**DEINE AUFGABE**
Wie lange hätte laut dem Auszug die Lärmpause vor dem Tonaudiogramm eigentlich dauern sollen?

Soweit die Beklagte geltend gemacht hat, auch der lärmuntypische Verlauf der Hörstörung (nahezu gleichbleibende Hörstörung von 1976 bis 1995, Verschlechterung im Mittel- und Tieftonbereich ab 1998) spreche gegen eine berufliche Verursachung, hat der Sachverständige Dr. C. nach Überzeugung des Senats zutreffend darauf hingewiesen, dass die Phasen der Entwicklung einer Lärmschwerhörigkeit, wie sie in Schönberger/Mehrtens/Valentin, aaO, Seite 415f dargelegt sind, in der Wissenschaft zwischenzeitlich umstritten sind und diese vor allem eine gleichbleibende Beschallung voraussetzen. Von letzterem kann vorliegend jedoch nicht ohne weiteres ausgegangen werden, da für die Lärmexposition in der Vergangenheit seitens des TAD keine konkret dokumentierten Messwerte herangezogen werden konnten, sondern nur Vergleichswerte ähnlicher Arbeitsplätze. Zudem stand dem Kläger seit ca. Mitte der 70er Jahre ein - wenn auch nicht suffizienter - Schallschutz zur Verfügung, weshalb ebenfalls zweifelhaft erscheint, ob der Kläger einer gleichmäßigen Beschallung ausgesetzt war. Zudem ist nicht auszuschließen, dass das für das Jahr 1976 dokumentierte Tonaudiogramm schlechtere Werte aufzeigt, als sie beim Kläger seinerzeit tatsächlich zu objektivieren gewesen wären, wenn die an sich angezeigte Lärmpause von mehr als zwölf Stunden - wie dann bei der folgenden Untersuchung im Oktober 1977 - eingehalten worden wäre. Typische Entwicklungen resultieren im Übrigen in der Regel aus Beobachtungen an großen Kollektiven, aus denen Mittelwerte gebildet werden, so dass die sehr große individuelle Variationsbreite bei ihrer Darstellung weitgehend verloren geht.

Da wegen der fehlenden Abgrenzbarkeit der lärmunabhängigen Anteile der Schwerhörigkeit letztlich somit mehrere Ursachen für den beim Kläger eingetretenen Hörschaden in Betracht zu ziehen sind, ist die versicherungsrechtlich relevante Ursache der Schwerhörigkeit beim Kläger nach der Kausalitätslehre der wesentlichen Bedingung zu bestimmen.

**MITGELIEFERTE ZEILEN**
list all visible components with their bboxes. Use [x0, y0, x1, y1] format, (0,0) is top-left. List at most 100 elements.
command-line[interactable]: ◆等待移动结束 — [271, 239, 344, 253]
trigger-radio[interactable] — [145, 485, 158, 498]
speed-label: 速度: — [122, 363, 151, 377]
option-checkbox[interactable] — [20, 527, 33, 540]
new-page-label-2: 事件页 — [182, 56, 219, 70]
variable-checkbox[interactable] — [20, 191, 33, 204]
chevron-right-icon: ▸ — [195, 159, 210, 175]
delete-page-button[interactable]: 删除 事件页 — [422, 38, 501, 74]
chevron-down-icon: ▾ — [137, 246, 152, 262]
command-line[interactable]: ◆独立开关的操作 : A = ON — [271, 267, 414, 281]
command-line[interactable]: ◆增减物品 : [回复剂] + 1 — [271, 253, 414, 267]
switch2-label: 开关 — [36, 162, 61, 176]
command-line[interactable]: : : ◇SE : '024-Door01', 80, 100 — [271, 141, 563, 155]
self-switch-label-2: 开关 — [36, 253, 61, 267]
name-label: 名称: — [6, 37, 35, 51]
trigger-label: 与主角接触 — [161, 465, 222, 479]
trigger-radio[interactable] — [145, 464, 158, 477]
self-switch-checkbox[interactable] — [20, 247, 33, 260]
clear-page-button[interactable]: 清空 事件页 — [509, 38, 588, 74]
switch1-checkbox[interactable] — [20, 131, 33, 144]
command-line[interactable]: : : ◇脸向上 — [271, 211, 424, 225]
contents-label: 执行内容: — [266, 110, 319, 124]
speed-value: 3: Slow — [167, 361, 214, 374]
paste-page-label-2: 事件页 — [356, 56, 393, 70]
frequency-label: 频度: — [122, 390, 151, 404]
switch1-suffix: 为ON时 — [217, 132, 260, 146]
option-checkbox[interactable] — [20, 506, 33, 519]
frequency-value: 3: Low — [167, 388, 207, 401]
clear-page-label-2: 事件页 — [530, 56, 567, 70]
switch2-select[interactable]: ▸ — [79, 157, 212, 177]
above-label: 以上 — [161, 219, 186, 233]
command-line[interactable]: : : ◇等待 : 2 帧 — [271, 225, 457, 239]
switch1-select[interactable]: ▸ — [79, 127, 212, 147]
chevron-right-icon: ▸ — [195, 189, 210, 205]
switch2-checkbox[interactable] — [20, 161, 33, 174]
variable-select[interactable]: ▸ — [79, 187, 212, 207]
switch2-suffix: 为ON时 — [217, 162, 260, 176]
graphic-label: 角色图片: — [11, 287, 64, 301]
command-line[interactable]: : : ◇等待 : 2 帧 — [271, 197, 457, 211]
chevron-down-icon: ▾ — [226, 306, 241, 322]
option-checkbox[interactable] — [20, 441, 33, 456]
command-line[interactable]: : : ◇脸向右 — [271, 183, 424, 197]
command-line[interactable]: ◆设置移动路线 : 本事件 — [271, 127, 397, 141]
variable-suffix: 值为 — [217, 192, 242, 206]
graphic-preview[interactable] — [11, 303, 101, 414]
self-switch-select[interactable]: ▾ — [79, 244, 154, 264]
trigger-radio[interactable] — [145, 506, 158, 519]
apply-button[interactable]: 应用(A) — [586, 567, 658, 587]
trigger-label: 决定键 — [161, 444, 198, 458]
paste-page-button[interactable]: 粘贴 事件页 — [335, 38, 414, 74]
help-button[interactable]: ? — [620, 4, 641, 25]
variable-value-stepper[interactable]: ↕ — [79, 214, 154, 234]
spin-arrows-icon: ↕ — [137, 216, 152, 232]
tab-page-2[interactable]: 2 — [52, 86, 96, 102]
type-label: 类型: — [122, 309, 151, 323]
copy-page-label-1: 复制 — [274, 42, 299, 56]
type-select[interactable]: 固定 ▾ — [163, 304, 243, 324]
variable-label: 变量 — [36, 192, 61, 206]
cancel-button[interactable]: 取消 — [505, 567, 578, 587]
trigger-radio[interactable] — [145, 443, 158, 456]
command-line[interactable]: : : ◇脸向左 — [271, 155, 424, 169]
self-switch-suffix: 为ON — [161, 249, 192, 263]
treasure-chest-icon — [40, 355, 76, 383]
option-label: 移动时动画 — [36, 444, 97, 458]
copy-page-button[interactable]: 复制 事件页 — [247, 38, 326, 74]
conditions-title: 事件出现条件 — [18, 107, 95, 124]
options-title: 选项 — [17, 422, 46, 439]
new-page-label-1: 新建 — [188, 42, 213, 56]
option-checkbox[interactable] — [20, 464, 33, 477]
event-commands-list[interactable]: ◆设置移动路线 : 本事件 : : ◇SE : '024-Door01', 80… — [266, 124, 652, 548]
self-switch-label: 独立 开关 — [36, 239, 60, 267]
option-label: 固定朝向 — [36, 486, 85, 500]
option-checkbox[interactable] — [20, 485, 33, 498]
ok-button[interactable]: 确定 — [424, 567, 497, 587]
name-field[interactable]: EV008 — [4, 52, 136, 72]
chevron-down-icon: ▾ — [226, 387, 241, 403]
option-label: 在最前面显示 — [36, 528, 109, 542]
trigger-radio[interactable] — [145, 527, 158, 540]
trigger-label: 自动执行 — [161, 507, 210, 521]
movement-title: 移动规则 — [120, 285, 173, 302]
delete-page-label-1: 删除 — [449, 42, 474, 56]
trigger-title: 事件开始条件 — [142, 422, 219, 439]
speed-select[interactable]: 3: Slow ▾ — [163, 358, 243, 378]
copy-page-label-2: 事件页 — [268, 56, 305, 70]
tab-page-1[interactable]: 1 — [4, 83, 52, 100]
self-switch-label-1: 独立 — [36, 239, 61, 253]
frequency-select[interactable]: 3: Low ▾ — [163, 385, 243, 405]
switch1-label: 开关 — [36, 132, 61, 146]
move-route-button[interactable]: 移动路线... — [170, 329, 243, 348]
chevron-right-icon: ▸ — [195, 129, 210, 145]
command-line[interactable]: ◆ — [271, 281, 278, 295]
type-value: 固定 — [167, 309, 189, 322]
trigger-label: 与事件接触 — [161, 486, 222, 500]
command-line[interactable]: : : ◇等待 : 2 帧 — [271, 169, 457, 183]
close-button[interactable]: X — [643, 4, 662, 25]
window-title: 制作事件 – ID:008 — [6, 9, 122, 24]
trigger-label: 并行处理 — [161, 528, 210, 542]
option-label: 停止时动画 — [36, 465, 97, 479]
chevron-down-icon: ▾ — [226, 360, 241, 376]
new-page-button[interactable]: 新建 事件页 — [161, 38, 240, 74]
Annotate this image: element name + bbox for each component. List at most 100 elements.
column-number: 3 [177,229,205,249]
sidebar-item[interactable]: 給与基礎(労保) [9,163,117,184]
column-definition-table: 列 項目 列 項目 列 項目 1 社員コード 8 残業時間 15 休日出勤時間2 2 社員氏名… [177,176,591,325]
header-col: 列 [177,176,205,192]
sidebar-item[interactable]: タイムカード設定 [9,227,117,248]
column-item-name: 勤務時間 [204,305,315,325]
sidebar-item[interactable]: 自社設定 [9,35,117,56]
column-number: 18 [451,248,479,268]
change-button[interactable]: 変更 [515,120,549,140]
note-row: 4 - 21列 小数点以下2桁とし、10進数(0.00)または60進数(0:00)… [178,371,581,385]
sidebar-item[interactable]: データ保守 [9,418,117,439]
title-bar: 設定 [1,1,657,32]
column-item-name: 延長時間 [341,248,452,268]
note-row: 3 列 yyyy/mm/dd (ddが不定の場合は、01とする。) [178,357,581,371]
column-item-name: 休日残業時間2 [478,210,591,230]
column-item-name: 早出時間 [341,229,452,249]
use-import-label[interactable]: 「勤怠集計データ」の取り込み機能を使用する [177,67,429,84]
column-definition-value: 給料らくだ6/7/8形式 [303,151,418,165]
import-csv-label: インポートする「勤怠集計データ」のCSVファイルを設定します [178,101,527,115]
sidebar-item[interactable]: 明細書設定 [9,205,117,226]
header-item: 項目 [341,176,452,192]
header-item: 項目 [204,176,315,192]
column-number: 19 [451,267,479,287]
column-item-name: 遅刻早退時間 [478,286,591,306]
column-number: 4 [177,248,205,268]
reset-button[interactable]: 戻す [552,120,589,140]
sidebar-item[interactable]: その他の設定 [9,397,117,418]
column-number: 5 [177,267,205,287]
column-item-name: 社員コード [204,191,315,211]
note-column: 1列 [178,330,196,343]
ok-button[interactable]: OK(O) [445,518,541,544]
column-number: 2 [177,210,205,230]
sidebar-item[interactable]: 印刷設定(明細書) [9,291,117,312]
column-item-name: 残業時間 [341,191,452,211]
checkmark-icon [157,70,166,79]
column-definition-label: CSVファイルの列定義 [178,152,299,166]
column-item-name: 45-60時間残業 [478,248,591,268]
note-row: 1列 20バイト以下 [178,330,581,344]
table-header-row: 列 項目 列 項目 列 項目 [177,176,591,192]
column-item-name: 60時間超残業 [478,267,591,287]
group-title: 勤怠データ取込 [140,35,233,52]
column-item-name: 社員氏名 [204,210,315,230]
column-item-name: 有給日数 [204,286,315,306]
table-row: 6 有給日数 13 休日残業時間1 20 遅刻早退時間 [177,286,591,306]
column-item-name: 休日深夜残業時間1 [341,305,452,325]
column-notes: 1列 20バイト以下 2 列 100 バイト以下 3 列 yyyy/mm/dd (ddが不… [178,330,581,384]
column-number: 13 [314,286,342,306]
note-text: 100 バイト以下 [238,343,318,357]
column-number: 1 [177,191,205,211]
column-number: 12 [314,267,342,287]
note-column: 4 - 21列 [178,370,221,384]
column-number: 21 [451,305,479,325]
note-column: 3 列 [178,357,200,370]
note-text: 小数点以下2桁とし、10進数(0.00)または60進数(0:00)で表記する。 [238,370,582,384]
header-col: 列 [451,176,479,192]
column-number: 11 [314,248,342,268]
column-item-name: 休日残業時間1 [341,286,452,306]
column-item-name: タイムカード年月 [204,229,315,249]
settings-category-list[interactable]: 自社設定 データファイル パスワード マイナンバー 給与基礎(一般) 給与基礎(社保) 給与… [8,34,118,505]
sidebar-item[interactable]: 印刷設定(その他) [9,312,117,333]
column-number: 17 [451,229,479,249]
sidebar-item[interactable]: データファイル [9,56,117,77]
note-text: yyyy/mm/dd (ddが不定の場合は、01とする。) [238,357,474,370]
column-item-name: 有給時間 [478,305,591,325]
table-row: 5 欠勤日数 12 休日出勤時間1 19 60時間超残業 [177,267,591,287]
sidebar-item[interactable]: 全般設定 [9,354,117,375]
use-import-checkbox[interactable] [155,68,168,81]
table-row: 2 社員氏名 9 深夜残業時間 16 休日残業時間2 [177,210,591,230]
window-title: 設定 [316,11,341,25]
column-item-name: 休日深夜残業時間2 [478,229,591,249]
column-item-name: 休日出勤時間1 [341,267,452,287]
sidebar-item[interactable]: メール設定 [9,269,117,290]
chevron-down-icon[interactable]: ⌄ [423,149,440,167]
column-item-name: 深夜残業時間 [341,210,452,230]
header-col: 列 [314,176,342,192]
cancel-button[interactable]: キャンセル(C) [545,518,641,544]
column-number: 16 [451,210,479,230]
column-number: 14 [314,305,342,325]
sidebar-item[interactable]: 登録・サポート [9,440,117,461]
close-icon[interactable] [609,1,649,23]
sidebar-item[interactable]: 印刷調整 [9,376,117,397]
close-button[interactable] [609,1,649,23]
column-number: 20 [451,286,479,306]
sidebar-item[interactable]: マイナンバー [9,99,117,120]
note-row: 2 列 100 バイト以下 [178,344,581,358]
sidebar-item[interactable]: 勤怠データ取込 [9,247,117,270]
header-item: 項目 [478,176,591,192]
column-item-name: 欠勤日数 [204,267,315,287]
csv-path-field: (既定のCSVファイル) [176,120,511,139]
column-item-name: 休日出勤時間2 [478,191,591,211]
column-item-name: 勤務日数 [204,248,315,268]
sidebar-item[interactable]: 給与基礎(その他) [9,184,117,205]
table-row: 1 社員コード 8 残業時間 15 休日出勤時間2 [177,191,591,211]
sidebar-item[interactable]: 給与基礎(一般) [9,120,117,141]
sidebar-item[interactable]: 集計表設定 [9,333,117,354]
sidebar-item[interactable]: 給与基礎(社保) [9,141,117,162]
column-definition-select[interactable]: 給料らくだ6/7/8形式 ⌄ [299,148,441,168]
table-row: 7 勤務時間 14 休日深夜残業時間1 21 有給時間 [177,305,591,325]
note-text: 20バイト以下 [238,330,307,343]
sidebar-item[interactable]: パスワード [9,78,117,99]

**DEINE ANTWORT**
Mehr als zwölf Stunden.